>>>>

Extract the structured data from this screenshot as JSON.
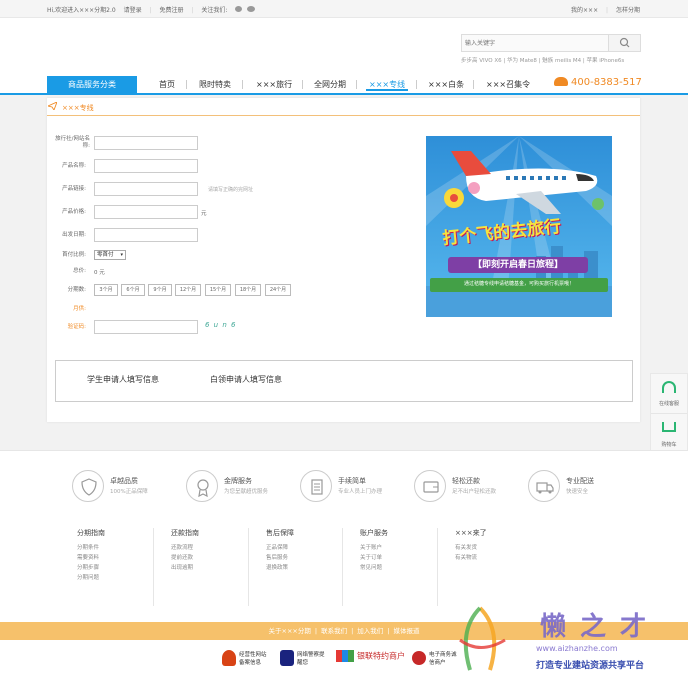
{
  "topbar": {
    "welcome": "Hi,欢迎进入×××分期2.0",
    "login": "请登录",
    "register": "免费注册",
    "follow": "关注我们:",
    "my": "我的×××",
    "how": "怎样分期"
  },
  "search": {
    "placeholder": "输入关键字",
    "hotwords": "步步高 VIVO X6 | 华为 Mate8 | 魅族 meilis M4 | 苹果 iPhone6s"
  },
  "nav": {
    "category": "商品服务分类",
    "items": [
      "首页",
      "限时特卖",
      "×××旅行",
      "全网分期",
      "×××专线",
      "×××白条",
      "×××召集令"
    ],
    "phone": "400-8383-517"
  },
  "panel": {
    "title": "×××专线"
  },
  "form": {
    "labels": {
      "agency": "旅行社/网站名称:",
      "product_name": "产品名称:",
      "product_link": "产品链接:",
      "product_price": "产品价格:",
      "depart_date": "出发日期:",
      "down_ratio": "首付比例:",
      "total": "总价:",
      "periods": "分期数:",
      "monthly": "月供:",
      "captcha": "验证码:"
    },
    "link_hint": "请填写正确的完网址",
    "price_unit": "元",
    "down_select": "零首付",
    "total_value": "0 元",
    "period_options": [
      "3个月",
      "6个月",
      "9个月",
      "12个月",
      "15个月",
      "18个月",
      "24个月"
    ],
    "captcha_text": "6 u n 6"
  },
  "apply": {
    "student": "学生申请人填写信息",
    "white": "白领申请人填写信息"
  },
  "banner": {
    "main": "打个飞的去旅行",
    "sub": "【即刻开启春日旅程】",
    "note": "通过秸糖专线申请秸糖基金，可购买旅行机票哦！"
  },
  "features": [
    {
      "title": "卓越品质",
      "sub": "100%正品保障",
      "icon": "shield-icon"
    },
    {
      "title": "金牌服务",
      "sub": "为您呈献超优服务",
      "icon": "medal-icon"
    },
    {
      "title": "手续简单",
      "sub": "专业人员上门办理",
      "icon": "clipboard-icon"
    },
    {
      "title": "轻松还款",
      "sub": "足不出户轻松还款",
      "icon": "wallet-icon"
    },
    {
      "title": "专业配送",
      "sub": "快速安全",
      "icon": "truck-icon"
    }
  ],
  "footer_cols": [
    {
      "title": "分期指南",
      "links": [
        "分期条件",
        "需要资料",
        "分期步骤",
        "分期问题"
      ]
    },
    {
      "title": "还款指南",
      "links": [
        "还款流程",
        "提前还款",
        "出现逾期"
      ]
    },
    {
      "title": "售后保障",
      "links": [
        "正品保障",
        "售后服务",
        "退换政策"
      ]
    },
    {
      "title": "账户服务",
      "links": [
        "关于账户",
        "关于订单",
        "常见问题"
      ]
    },
    {
      "title": "×××来了",
      "links": [
        "有关发货",
        "有关物流"
      ]
    }
  ],
  "footbar": [
    "关于×××分期",
    "联系我们",
    "加入我们",
    "媒体报道"
  ],
  "certs": [
    "经营性网站备案信息",
    "网络警察提醒您",
    "银联特约商户",
    "电子商务诚信商户"
  ],
  "sidebar": {
    "service": "在线客服",
    "cart": "购物车"
  },
  "watermark": {
    "logo": "懒之才",
    "url": "www.aizhanzhe.com",
    "slogan": "打造专业建站资源共享平台"
  },
  "colors": {
    "accent": "#1a9be5",
    "orange": "#f08a24",
    "footbar": "#f6c16b"
  }
}
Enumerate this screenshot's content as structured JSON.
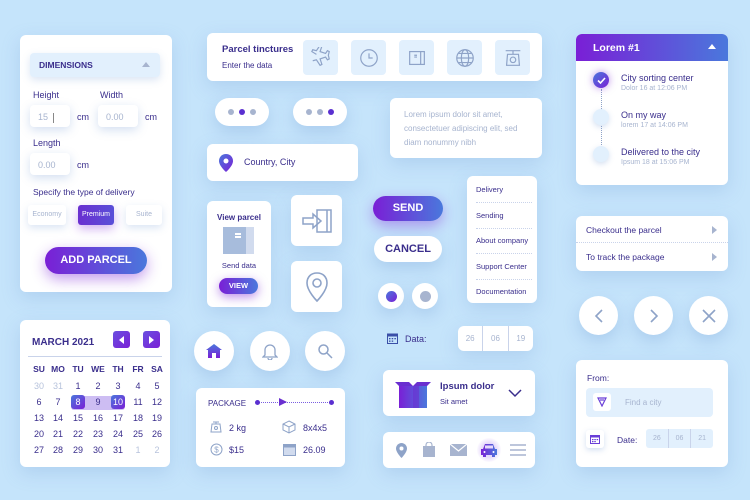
{
  "colors": {
    "background": "#c5e4fb",
    "navy": "#3a2e8c",
    "purple": "#7a1fd6",
    "blue": "#4a78dc",
    "muted": "#a7b4cf",
    "light": "#e2f0fd"
  },
  "dimensions": {
    "header": "DIMENSIONS",
    "height_label": "Height",
    "height_value": "15",
    "width_label": "Width",
    "width_placeholder": "0.00",
    "length_label": "Length",
    "length_placeholder": "0.00",
    "unit": "cm",
    "delivery_label": "Specify the type of delivery",
    "delivery_options": [
      "Economy",
      "Premium",
      "Suite"
    ],
    "delivery_selected": "Premium",
    "add_button": "ADD PARCEL"
  },
  "calendar": {
    "title": "MARCH 2021",
    "weekdays": [
      "SU",
      "MO",
      "TU",
      "WE",
      "TH",
      "FR",
      "SA"
    ],
    "weeks": [
      [
        "30",
        "31",
        "1",
        "2",
        "3",
        "4",
        "5"
      ],
      [
        "6",
        "7",
        "8",
        "9",
        "10",
        "11",
        "12"
      ],
      [
        "13",
        "14",
        "15",
        "16",
        "17",
        "18",
        "19"
      ],
      [
        "20",
        "21",
        "22",
        "23",
        "24",
        "25",
        "26"
      ],
      [
        "27",
        "28",
        "29",
        "30",
        "31",
        "1",
        "2"
      ]
    ],
    "range_start": "8",
    "range_end": "10"
  },
  "parcel_tinctures": {
    "title": "Parcel tinctures",
    "subtitle": "Enter the data",
    "icons": [
      "airplane-icon",
      "clock-icon",
      "box-icon",
      "globe-icon",
      "scale-icon"
    ]
  },
  "location": {
    "text": "Country, City"
  },
  "lorem_text": "Lorem ipsum dolor sit amet, consectetuer adipiscing elit, sed diam nonummy nibh",
  "view_parcel": {
    "title": "View parcel",
    "subtitle": "Send data",
    "button": "VIEW"
  },
  "buttons": {
    "send": "SEND",
    "cancel": "CANCEL"
  },
  "menu": {
    "items": [
      "Delivery",
      "Sending",
      "About company",
      "Support Center",
      "Documentation"
    ]
  },
  "tracking": {
    "title": "Lorem #1",
    "steps": [
      {
        "title": "City sorting center",
        "time": "Dolor 16 at 12:06 PM",
        "done": true
      },
      {
        "title": "On my way",
        "time": "lorem 17 at 14:06 PM",
        "done": false
      },
      {
        "title": "Delivered to the city",
        "time": "Ipsum 18 at 15:06 PM",
        "done": false
      }
    ]
  },
  "links": {
    "items": [
      "Checkout the parcel",
      "To track the package"
    ]
  },
  "package": {
    "title": "PACKAGE",
    "weight": "2 kg",
    "size": "8x4x5",
    "price": "$15",
    "date": "26.09"
  },
  "data_row": {
    "label": "Data:",
    "day": "26",
    "month": "06",
    "year": "19"
  },
  "dropdown": {
    "title": "Ipsum dolor",
    "subtitle": "Sit amet"
  },
  "from_card": {
    "label": "From:",
    "placeholder": "Find a city",
    "date_label": "Date:",
    "day": "26",
    "month": "06",
    "year": "21"
  }
}
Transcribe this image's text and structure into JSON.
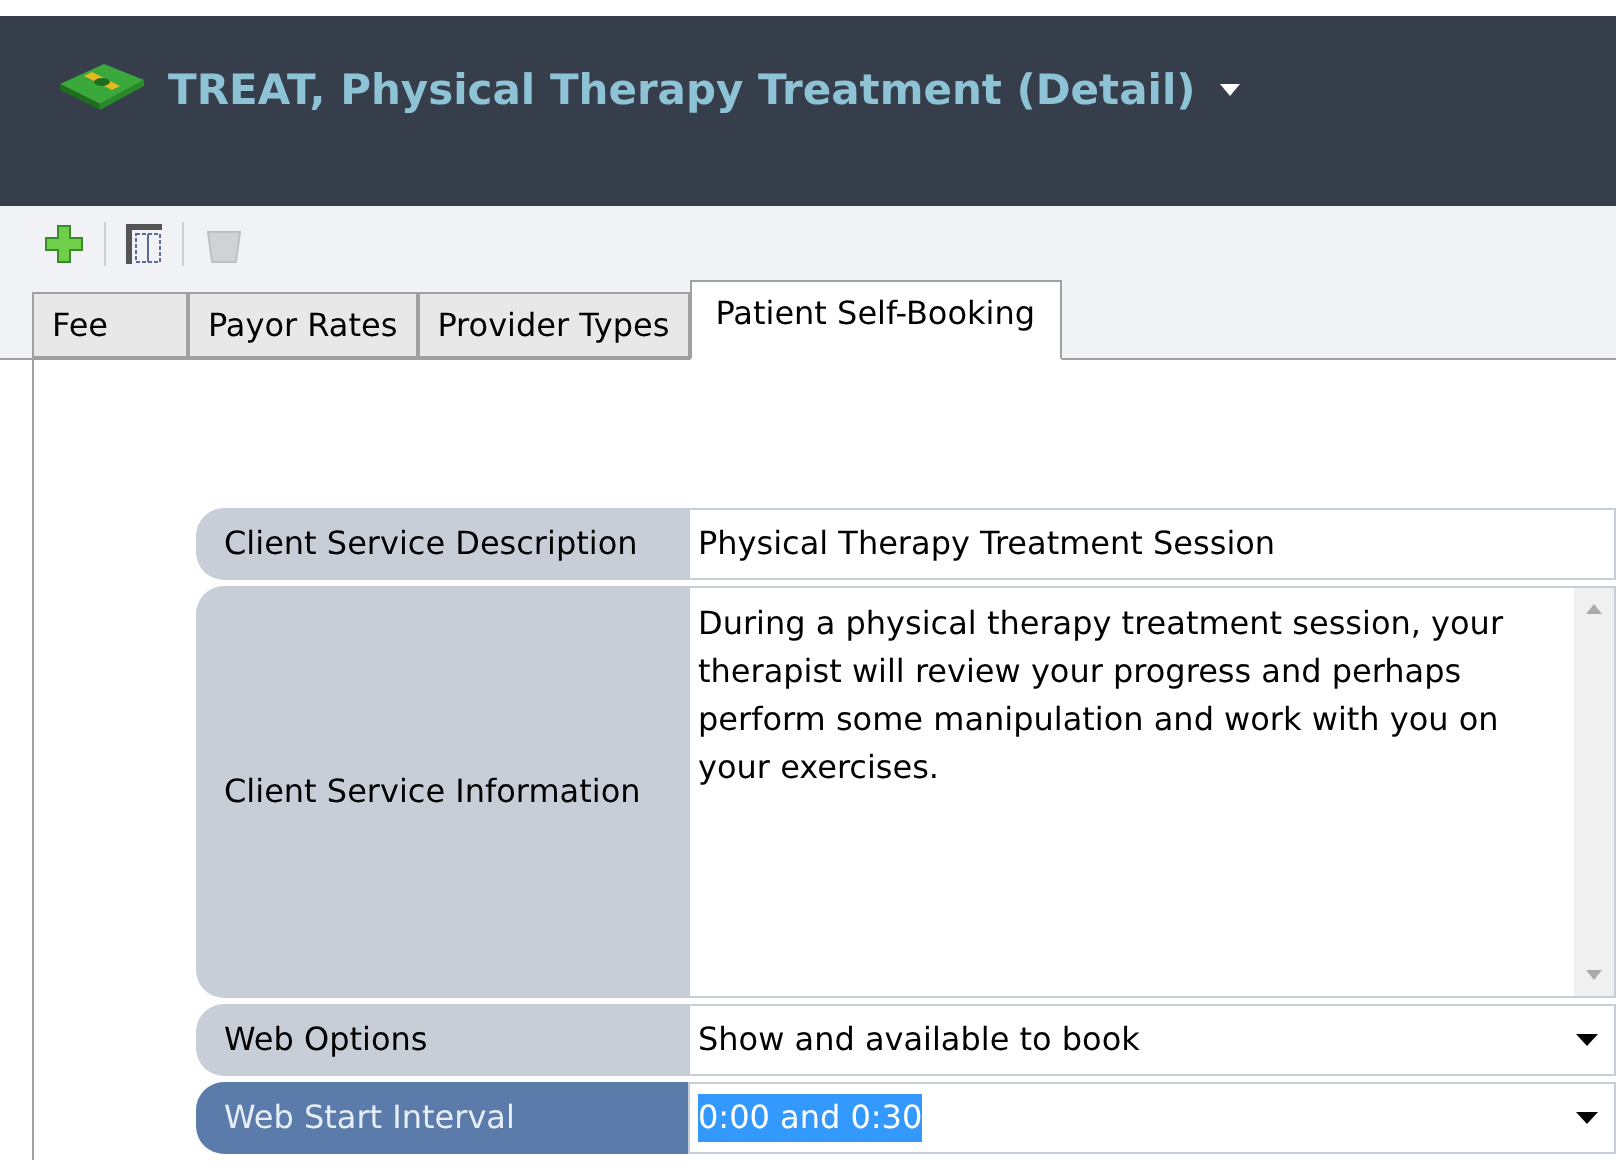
{
  "window": {
    "title": "TREAT, Physical Therapy Treatment (Detail)"
  },
  "toolbar": [
    {
      "kind": "add",
      "disabled": false
    },
    {
      "kind": "columns",
      "disabled": false
    },
    {
      "kind": "delete",
      "disabled": true
    }
  ],
  "tabs": [
    {
      "label": "Fee",
      "selected": false
    },
    {
      "label": "Payor Rates",
      "selected": false
    },
    {
      "label": "Provider Types",
      "selected": false
    },
    {
      "label": "Patient Self-Booking",
      "selected": true
    }
  ],
  "fields": [
    {
      "kind": "text",
      "label": "Client Service Description",
      "value": "Physical Therapy Treatment Session",
      "focused": false
    },
    {
      "kind": "textarea",
      "label": "Client Service Information",
      "value": "During a physical therapy treatment session, your therapist will review your progress and perhaps perform some manipulation and work with you on your exercises.",
      "focused": false
    },
    {
      "kind": "dropdown",
      "label": "Web Options",
      "value": "Show and available to book",
      "focused": false
    },
    {
      "kind": "dropdown",
      "label": "Web Start Interval",
      "value": "0:00 and 0:30",
      "focused": true
    }
  ]
}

<<<<

* REQUEST: Transcribe all of the entries word for word, but skip any pictures they contain.

* THE RESULT:
Extract the structured data from this screenshot as JSON.
{
  "topbar": {
    "welcome": "Hi,欢迎进入×××分期2.0",
    "login": "请登录",
    "register": "免费注册",
    "follow": "关注我们:",
    "my": "我的×××",
    "how": "怎样分期"
  },
  "search": {
    "placeholder": "输入关键字",
    "hotwords": "步步高 VIVO X6 | 华为 Mate8 | 魅族 meilis M4 | 苹果 iPhone6s"
  },
  "nav": {
    "category": "商品服务分类",
    "items": [
      "首页",
      "限时特卖",
      "×××旅行",
      "全网分期",
      "×××专线",
      "×××白条",
      "×××召集令"
    ],
    "phone": "400-8383-517"
  },
  "panel": {
    "title": "×××专线"
  },
  "form": {
    "labels": {
      "agency": "旅行社/网站名称:",
      "product_name": "产品名称:",
      "product_link": "产品链接:",
      "product_price": "产品价格:",
      "depart_date": "出发日期:",
      "down_ratio": "首付比例:",
      "total": "总价:",
      "periods": "分期数:",
      "monthly": "月供:",
      "captcha": "验证码:"
    },
    "link_hint": "请填写正确的完网址",
    "price_unit": "元",
    "down_select": "零首付",
    "total_value": "0 元",
    "period_options": [
      "3个月",
      "6个月",
      "9个月",
      "12个月",
      "15个月",
      "18个月",
      "24个月"
    ],
    "captcha_text": "6 u n 6"
  },
  "apply": {
    "student": "学生申请人填写信息",
    "white": "白领申请人填写信息"
  },
  "banner": {
    "main": "打个飞的去旅行",
    "sub": "【即刻开启春日旅程】",
    "note": "通过秸糖专线申请秸糖基金，可购买旅行机票哦！"
  },
  "features": [
    {
      "title": "卓越品质",
      "sub": "100%正品保障",
      "icon": "shield-icon"
    },
    {
      "title": "金牌服务",
      "sub": "为您呈献超优服务",
      "icon": "medal-icon"
    },
    {
      "title": "手续简单",
      "sub": "专业人员上门办理",
      "icon": "clipboard-icon"
    },
    {
      "title": "轻松还款",
      "sub": "足不出户轻松还款",
      "icon": "wallet-icon"
    },
    {
      "title": "专业配送",
      "sub": "快速安全",
      "icon": "truck-icon"
    }
  ],
  "footer_cols": [
    {
      "title": "分期指南",
      "links": [
        "分期条件",
        "需要资料",
        "分期步骤",
        "分期问题"
      ]
    },
    {
      "title": "还款指南",
      "links": [
        "还款流程",
        "提前还款",
        "出现逾期"
      ]
    },
    {
      "title": "售后保障",
      "links": [
        "正品保障",
        "售后服务",
        "退换政策"
      ]
    },
    {
      "title": "账户服务",
      "links": [
        "关于账户",
        "关于订单",
        "常见问题"
      ]
    },
    {
      "title": "×××来了",
      "links": [
        "有关发货",
        "有关物流"
      ]
    }
  ],
  "footbar": [
    "关于×××分期",
    "联系我们",
    "加入我们",
    "媒体报道"
  ],
  "certs": [
    "经营性网站备案信息",
    "网络警察提醒您",
    "银联特约商户",
    "电子商务诚信商户"
  ],
  "sidebar": {
    "service": "在线客服",
    "cart": "购物车"
  },
  "watermark": {
    "logo": "懒之才",
    "url": "www.aizhanzhe.com",
    "slogan": "打造专业建站资源共享平台"
  },
  "colors": {
    "accent": "#1a9be5",
    "orange": "#f08a24",
    "footbar": "#f6c16b"
  }
}
Enumerate this screenshot's content as structured JSON.
{
  "colors": {
    "background": "#c5e4fb",
    "navy": "#3a2e8c",
    "purple": "#7a1fd6",
    "blue": "#4a78dc",
    "muted": "#a7b4cf",
    "light": "#e2f0fd"
  },
  "dimensions": {
    "header": "DIMENSIONS",
    "height_label": "Height",
    "height_value": "15",
    "width_label": "Width",
    "width_placeholder": "0.00",
    "length_label": "Length",
    "length_placeholder": "0.00",
    "unit": "cm",
    "delivery_label": "Specify the type of delivery",
    "delivery_options": [
      "Economy",
      "Premium",
      "Suite"
    ],
    "delivery_selected": "Premium",
    "add_button": "ADD PARCEL"
  },
  "calendar": {
    "title": "MARCH 2021",
    "weekdays": [
      "SU",
      "MO",
      "TU",
      "WE",
      "TH",
      "FR",
      "SA"
    ],
    "weeks": [
      [
        "30",
        "31",
        "1",
        "2",
        "3",
        "4",
        "5"
      ],
      [
        "6",
        "7",
        "8",
        "9",
        "10",
        "11",
        "12"
      ],
      [
        "13",
        "14",
        "15",
        "16",
        "17",
        "18",
        "19"
      ],
      [
        "20",
        "21",
        "22",
        "23",
        "24",
        "25",
        "26"
      ],
      [
        "27",
        "28",
        "29",
        "30",
        "31",
        "1",
        "2"
      ]
    ],
    "range_start": "8",
    "range_end": "10"
  },
  "parcel_tinctures": {
    "title": "Parcel tinctures",
    "subtitle": "Enter the data",
    "icons": [
      "airplane-icon",
      "clock-icon",
      "box-icon",
      "globe-icon",
      "scale-icon"
    ]
  },
  "location": {
    "text": "Country, City"
  },
  "lorem_text": "Lorem ipsum dolor sit amet, consectetuer adipiscing elit, sed diam nonummy nibh",
  "view_parcel": {
    "title": "View parcel",
    "subtitle": "Send data",
    "button": "VIEW"
  },
  "buttons": {
    "send": "SEND",
    "cancel": "CANCEL"
  },
  "menu": {
    "items": [
      "Delivery",
      "Sending",
      "About company",
      "Support Center",
      "Documentation"
    ]
  },
  "tracking": {
    "title": "Lorem #1",
    "steps": [
      {
        "title": "City sorting center",
        "time": "Dolor 16 at 12:06 PM",
        "done": true
      },
      {
        "title": "On my way",
        "time": "lorem 17 at 14:06 PM",
        "done": false
      },
      {
        "title": "Delivered to the city",
        "time": "Ipsum 18 at 15:06 PM",
        "done": false
      }
    ]
  },
  "links": {
    "items": [
      "Checkout the parcel",
      "To track the package"
    ]
  },
  "package": {
    "title": "PACKAGE",
    "weight": "2 kg",
    "size": "8x4x5",
    "price": "$15",
    "date": "26.09"
  },
  "data_row": {
    "label": "Data:",
    "day": "26",
    "month": "06",
    "year": "19"
  },
  "dropdown": {
    "title": "Ipsum dolor",
    "subtitle": "Sit amet"
  },
  "from_card": {
    "label": "From:",
    "placeholder": "Find a city",
    "date_label": "Date:",
    "day": "26",
    "month": "06",
    "year": "21"
  }
}
Transcribe this image's text and structure into JSON.
{
  "window": {
    "title": "TREAT, Physical Therapy Treatment (Detail)"
  },
  "toolbar": [
    {
      "kind": "add",
      "disabled": false
    },
    {
      "kind": "columns",
      "disabled": false
    },
    {
      "kind": "delete",
      "disabled": true
    }
  ],
  "tabs": [
    {
      "label": "Fee",
      "selected": false
    },
    {
      "label": "Payor Rates",
      "selected": false
    },
    {
      "label": "Provider Types",
      "selected": false
    },
    {
      "label": "Patient Self-Booking",
      "selected": true
    }
  ],
  "fields": [
    {
      "kind": "text",
      "label": "Client Service Description",
      "value": "Physical Therapy Treatment Session",
      "focused": false
    },
    {
      "kind": "textarea",
      "label": "Client Service Information",
      "value": "During a physical therapy treatment session, your therapist will review your progress and perhaps perform some manipulation and work with you on your exercises.",
      "focused": false
    },
    {
      "kind": "dropdown",
      "label": "Web Options",
      "value": "Show and available to book",
      "focused": false
    },
    {
      "kind": "dropdown",
      "label": "Web Start Interval",
      "value": "0:00 and 0:30",
      "focused": true
    }
  ]
}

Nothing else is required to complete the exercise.